Return all lines that include the string "결핵연구원".

□ □ □ □ □ □ □

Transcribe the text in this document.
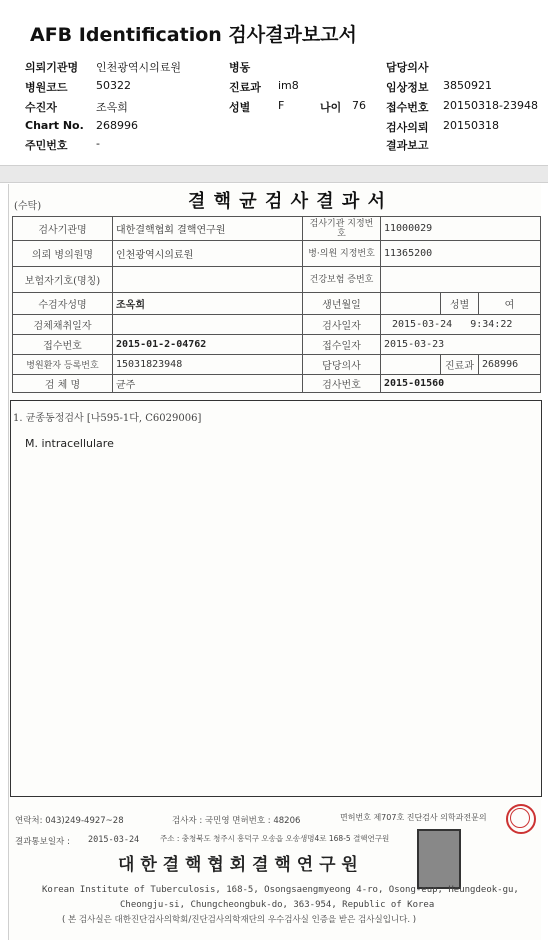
AFB Identification 검사결과보고서
의뢰기관명 인천광역시의료원	병동	담당의사
병원코드	50322	진료과 im8	임상정보 3850921
수진자	조옥희	성별	F	나이 76 접수번호 20150318-23948
Chart No. 268996	검사의뢰 20150318
주민번호	-	결과보고
(수탁)	결 핵 균 검 사 결 과 서
검사기관명	대한결핵협회 결핵연구원	검사기관 지정번호	11000029		
의뢰 병의원명	인천광역시의료원	병·의원 지정번호	11365200		
보험자기호(명칭)		건강보험 증번호			
수검자성명	조옥희	생년월일		성별	여
검체채취일자		검사일자	2015-03-24 9:34:22		
접수번호	2015-01-2-04762	접수일자	2015-03-23		
병원환자 등록번호	15031823948	담당의사		진료과	268996
검 체 명	균주	검사번호	2015-01560		
1. 균종동정검사 [나595-1다, C6029006]
M. intracellulare
연락처: 043)249-4927~28	검사자 : 국민영 면허번호 : 48206	면허번호 제707호 진단검사 의학과전문의
결과통보일자 : 2015-03-24	주소 : 충청북도 청주시 흥덕구 오송읍 오송생명4로 168-5 결핵연구원
대 한 결 핵 협 회 결 핵 연 구 원
Korean Institute of Tuberculosis, 168-5, Osongsaengmyeong 4-ro, Osong-eup, Heungdeok-gu,
Cheongju-si, Chungcheongbuk-do, 363-954, Republic of Korea
( 본 검사실은 대한진단검사의학회/진단검사의학재단의 우수검사실 인증을 받은 검사실입니다. )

□ □ □ □ □ □ □

- **THE REPLY**
검사기관명	대한결핵협회 결핵연구원	검사기관 지정번호	11000029		
결과통보일자 : 2015-03-24	주소 : 충청북도 청주시 흥덕구 오송읍 오송생명4로 168-5 결핵연구원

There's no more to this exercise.